__What you should do__
Skip the pictures. Copy all the rest of the records down exactly.

───── Data for the task ─────

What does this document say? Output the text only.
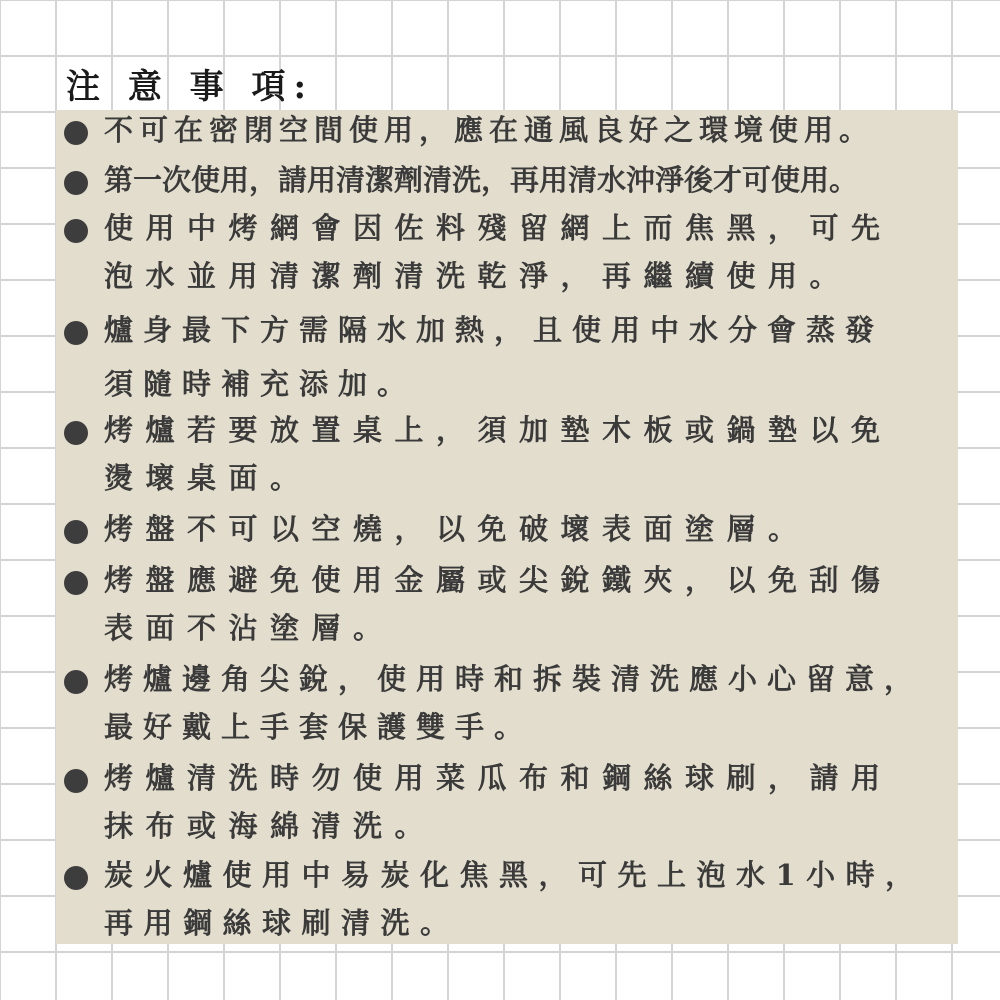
注 意 事 項:
不可在密閉空間使用，應在通風良好之環境使用。
第一次使用，請用清潔劑清洗，再用清水沖淨後才可使用。
使用中烤網會因佐料殘留網上而焦黑，可先
泡水並用清潔劑清洗乾淨，再繼續使用。
爐身最下方需隔水加熱，且使用中水分會蒸發
須隨時補充添加。
烤爐若要放置桌上，須加墊木板或鍋墊以免
燙壞桌面。
烤盤不可以空燒，以免破壞表面塗層。
烤盤應避免使用金屬或尖銳鐵夾，以免刮傷
表面不沾塗層。
烤爐邊角尖銳，使用時和拆裝清洗應小心留意，
最好戴上手套保護雙手。
烤爐清洗時勿使用菜瓜布和鋼絲球刷，請用
抹布或海綿清洗。
炭火爐使用中易炭化焦黑，可先上泡水1小時，
再用鋼絲球刷清洗。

─────

__Worked solution__
What does this document say? Output the text only.
注 意 事 項:
不可在密閉空間使用，應在通風良好之環境使用。
第一次使用，請用清潔劑清洗，再用清水沖淨後才可使用。
使用中烤網會因佐料殘留網上而焦黑，可先
泡水並用清潔劑清洗乾淨，再繼續使用。
爐身最下方需隔水加熱，且使用中水分會蒸發
須隨時補充添加。
烤爐若要放置桌上，須加墊木板或鍋墊以免
燙壞桌面。
烤盤不可以空燒，以免破壞表面塗層。
烤盤應避免使用金屬或尖銳鐵夾，以免刮傷
表面不沾塗層。
烤爐邊角尖銳，使用時和拆裝清洗應小心留意，
最好戴上手套保護雙手。
烤爐清洗時勿使用菜瓜布和鋼絲球刷，請用
抹布或海綿清洗。
炭火爐使用中易炭化焦黑，可先上泡水1小時，
再用鋼絲球刷清洗。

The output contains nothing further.